| Task requirements |
For the data below, work out how many lines include the string "this" and report only the number.

Records from a collection of figures:
┌────────

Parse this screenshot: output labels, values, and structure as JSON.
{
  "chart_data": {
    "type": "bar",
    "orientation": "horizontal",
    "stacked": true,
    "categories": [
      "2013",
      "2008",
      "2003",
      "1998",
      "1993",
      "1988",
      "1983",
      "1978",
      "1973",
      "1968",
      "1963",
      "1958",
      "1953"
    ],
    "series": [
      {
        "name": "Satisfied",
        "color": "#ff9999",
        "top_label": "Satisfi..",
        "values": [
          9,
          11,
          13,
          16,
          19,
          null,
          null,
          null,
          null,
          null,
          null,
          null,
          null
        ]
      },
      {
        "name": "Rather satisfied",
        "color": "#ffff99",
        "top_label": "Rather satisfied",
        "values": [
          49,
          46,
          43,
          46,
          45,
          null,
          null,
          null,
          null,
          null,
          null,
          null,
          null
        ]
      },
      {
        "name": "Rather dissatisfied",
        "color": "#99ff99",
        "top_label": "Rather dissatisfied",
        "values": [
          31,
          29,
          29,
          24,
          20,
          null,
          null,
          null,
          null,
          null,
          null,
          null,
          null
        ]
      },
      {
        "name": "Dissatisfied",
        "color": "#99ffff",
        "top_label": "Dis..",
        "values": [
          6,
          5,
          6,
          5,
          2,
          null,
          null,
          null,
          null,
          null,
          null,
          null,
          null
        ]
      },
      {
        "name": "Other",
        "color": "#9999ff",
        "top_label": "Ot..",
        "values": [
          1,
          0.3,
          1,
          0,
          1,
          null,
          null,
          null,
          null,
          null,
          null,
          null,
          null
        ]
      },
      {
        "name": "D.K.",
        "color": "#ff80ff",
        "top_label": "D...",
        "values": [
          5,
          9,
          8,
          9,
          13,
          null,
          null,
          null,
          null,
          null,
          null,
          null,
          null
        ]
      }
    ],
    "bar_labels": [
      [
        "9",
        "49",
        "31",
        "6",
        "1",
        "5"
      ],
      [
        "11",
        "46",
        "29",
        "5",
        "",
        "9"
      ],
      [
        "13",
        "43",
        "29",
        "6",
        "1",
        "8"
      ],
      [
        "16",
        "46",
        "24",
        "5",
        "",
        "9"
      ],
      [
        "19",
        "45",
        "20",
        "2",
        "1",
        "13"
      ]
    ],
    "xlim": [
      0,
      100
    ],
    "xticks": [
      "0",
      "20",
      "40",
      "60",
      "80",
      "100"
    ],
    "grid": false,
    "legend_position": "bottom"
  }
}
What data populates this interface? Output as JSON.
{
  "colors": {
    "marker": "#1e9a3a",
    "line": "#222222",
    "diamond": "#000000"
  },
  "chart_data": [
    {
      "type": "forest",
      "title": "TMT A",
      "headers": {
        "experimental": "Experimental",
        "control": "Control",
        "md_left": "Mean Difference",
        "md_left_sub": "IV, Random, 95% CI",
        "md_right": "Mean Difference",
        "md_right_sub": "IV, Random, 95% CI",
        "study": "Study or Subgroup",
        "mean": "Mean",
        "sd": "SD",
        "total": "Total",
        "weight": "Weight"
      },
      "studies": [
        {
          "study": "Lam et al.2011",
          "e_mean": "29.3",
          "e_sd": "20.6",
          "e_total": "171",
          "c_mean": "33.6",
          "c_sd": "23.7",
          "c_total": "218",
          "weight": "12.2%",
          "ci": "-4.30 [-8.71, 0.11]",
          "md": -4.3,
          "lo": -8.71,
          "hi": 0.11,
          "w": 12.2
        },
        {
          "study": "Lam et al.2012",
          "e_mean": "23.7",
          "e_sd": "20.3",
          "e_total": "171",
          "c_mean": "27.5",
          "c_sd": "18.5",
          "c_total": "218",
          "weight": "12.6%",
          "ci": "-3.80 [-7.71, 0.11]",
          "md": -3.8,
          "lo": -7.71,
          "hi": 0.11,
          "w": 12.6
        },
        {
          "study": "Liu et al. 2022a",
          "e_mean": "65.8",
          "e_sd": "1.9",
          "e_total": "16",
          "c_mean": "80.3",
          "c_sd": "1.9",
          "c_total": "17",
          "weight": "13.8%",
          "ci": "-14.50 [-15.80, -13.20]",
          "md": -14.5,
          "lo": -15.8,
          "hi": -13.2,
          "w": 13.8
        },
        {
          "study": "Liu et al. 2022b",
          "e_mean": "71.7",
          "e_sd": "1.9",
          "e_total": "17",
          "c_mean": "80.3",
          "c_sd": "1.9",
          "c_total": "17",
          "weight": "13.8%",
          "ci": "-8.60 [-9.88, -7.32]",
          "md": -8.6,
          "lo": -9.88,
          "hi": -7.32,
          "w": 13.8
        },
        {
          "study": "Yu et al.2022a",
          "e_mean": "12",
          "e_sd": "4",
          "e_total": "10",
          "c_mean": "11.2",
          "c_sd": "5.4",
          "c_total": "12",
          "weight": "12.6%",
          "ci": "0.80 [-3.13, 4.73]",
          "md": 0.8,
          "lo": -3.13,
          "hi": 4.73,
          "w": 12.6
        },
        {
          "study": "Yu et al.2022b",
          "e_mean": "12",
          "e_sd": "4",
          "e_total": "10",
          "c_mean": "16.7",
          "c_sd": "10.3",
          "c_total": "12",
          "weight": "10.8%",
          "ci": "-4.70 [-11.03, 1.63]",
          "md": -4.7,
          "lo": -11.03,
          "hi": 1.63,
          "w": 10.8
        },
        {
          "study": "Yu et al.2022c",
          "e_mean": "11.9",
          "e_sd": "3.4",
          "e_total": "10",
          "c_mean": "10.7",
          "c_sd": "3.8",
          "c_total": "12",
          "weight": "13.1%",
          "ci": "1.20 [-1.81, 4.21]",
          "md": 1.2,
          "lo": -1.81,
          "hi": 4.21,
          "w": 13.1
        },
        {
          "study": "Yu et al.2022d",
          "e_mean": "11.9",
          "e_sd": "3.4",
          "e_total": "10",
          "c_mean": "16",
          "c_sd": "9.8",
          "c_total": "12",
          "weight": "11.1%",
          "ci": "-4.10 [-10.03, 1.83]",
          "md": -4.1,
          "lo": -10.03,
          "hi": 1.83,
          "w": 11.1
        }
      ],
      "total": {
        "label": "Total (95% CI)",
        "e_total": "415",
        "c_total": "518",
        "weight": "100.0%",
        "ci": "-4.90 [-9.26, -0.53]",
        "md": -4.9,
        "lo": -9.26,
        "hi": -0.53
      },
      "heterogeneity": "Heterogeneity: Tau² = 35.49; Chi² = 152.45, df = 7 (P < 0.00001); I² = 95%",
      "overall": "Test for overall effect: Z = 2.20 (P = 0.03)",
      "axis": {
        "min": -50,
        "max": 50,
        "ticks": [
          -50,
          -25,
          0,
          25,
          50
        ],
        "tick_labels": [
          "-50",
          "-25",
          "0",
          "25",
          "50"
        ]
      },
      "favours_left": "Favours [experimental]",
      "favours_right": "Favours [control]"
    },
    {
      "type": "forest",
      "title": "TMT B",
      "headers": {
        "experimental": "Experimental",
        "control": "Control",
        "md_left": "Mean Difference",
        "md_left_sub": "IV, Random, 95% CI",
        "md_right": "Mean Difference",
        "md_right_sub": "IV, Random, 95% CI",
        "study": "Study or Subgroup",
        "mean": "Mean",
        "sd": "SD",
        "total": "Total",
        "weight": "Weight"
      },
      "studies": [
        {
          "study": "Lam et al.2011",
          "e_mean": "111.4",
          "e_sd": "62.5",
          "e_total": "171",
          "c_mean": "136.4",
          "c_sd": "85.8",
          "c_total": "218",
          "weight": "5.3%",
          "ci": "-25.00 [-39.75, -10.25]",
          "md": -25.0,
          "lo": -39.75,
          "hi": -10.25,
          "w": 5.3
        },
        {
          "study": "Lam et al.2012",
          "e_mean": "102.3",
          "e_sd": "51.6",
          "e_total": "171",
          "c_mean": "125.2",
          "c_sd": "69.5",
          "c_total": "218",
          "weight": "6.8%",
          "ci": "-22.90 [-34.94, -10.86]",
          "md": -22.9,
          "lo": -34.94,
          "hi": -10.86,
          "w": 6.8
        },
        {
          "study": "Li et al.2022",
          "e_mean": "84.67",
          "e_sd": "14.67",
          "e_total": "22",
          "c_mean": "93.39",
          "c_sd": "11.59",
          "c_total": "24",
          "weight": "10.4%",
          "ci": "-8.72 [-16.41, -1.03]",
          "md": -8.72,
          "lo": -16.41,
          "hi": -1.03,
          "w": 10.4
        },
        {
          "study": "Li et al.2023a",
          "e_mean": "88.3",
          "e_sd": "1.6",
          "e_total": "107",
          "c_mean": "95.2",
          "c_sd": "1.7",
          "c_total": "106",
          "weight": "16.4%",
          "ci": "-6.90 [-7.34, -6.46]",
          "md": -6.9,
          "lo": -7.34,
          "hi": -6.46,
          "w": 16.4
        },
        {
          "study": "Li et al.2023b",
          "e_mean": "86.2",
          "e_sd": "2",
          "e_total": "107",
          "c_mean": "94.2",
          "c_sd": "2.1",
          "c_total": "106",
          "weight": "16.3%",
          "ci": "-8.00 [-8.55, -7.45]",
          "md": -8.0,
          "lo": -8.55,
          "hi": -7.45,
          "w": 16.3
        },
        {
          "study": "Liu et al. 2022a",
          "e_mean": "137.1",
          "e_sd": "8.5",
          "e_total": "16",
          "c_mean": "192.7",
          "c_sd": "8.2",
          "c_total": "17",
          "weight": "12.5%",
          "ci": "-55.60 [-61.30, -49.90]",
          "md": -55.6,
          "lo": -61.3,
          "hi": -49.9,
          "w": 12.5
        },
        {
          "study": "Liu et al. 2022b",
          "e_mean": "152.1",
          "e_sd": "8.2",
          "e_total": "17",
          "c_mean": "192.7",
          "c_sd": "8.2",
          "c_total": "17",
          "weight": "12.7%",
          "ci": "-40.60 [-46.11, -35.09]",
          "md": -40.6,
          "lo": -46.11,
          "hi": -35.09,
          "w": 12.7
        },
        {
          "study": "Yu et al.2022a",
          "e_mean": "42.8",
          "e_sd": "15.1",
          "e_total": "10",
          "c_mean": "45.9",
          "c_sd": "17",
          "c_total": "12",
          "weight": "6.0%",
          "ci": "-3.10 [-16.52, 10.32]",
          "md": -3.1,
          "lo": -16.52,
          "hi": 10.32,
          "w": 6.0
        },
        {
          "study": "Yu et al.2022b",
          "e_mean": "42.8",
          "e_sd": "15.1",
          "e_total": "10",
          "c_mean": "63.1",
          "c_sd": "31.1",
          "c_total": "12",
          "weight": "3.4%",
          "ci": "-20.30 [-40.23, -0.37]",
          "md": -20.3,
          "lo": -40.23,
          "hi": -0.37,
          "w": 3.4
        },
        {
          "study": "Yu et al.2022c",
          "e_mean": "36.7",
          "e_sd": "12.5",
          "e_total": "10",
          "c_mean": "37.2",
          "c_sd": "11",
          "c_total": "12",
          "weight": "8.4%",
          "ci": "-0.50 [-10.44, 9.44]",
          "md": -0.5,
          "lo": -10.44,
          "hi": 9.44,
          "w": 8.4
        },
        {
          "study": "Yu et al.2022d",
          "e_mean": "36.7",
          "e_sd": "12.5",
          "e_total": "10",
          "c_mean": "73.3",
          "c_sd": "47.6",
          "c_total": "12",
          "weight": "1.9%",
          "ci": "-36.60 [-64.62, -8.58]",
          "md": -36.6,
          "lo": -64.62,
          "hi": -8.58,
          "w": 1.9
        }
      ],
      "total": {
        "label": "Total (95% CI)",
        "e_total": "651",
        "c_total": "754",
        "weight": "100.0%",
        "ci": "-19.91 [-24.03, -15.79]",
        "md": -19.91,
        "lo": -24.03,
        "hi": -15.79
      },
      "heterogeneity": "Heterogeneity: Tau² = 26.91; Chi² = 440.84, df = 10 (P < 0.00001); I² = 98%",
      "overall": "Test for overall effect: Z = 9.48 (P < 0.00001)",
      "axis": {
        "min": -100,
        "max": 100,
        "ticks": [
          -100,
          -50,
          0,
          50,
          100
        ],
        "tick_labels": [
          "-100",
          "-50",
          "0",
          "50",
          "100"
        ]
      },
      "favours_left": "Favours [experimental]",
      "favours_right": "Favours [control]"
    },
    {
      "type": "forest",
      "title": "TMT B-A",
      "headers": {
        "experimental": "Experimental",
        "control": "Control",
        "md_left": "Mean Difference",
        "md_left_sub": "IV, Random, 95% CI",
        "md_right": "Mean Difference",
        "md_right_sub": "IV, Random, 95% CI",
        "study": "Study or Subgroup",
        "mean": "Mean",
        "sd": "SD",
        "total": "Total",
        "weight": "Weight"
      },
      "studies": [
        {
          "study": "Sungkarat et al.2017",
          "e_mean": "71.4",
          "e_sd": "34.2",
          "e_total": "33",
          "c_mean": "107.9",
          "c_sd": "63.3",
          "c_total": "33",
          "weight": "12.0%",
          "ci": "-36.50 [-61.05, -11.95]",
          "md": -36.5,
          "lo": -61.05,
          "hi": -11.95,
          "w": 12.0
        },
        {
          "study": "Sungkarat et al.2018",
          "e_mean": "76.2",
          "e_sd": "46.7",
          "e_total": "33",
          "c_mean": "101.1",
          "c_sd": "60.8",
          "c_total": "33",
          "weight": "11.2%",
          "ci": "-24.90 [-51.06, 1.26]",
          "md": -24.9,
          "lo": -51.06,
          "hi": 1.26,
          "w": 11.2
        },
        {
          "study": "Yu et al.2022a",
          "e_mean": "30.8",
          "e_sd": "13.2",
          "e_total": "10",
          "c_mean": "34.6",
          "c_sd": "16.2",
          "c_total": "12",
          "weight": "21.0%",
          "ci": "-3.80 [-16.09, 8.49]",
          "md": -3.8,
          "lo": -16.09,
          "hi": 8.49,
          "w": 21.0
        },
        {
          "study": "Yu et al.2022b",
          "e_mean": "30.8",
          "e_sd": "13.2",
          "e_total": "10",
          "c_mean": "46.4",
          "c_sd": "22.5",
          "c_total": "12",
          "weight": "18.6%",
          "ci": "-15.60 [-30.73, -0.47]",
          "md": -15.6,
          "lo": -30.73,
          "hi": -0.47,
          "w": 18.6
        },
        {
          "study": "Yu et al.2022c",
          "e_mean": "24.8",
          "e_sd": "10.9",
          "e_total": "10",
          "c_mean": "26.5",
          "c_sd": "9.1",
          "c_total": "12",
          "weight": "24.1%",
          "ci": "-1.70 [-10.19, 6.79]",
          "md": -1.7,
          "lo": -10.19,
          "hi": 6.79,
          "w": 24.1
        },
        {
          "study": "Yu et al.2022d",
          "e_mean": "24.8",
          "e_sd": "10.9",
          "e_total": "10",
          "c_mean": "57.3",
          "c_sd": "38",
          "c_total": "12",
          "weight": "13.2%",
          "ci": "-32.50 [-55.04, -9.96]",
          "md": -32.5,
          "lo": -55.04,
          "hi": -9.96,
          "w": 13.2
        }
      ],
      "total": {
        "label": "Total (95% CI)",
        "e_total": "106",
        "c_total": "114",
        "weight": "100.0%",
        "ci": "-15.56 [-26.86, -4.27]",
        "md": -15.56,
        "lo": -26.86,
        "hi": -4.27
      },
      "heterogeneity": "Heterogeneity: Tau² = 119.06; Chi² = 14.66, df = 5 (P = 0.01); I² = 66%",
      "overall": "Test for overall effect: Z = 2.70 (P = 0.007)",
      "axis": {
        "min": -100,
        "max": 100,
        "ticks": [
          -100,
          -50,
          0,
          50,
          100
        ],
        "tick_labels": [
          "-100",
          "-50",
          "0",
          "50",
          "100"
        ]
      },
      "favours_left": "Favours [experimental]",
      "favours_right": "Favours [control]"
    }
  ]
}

└────────

| Response below |
2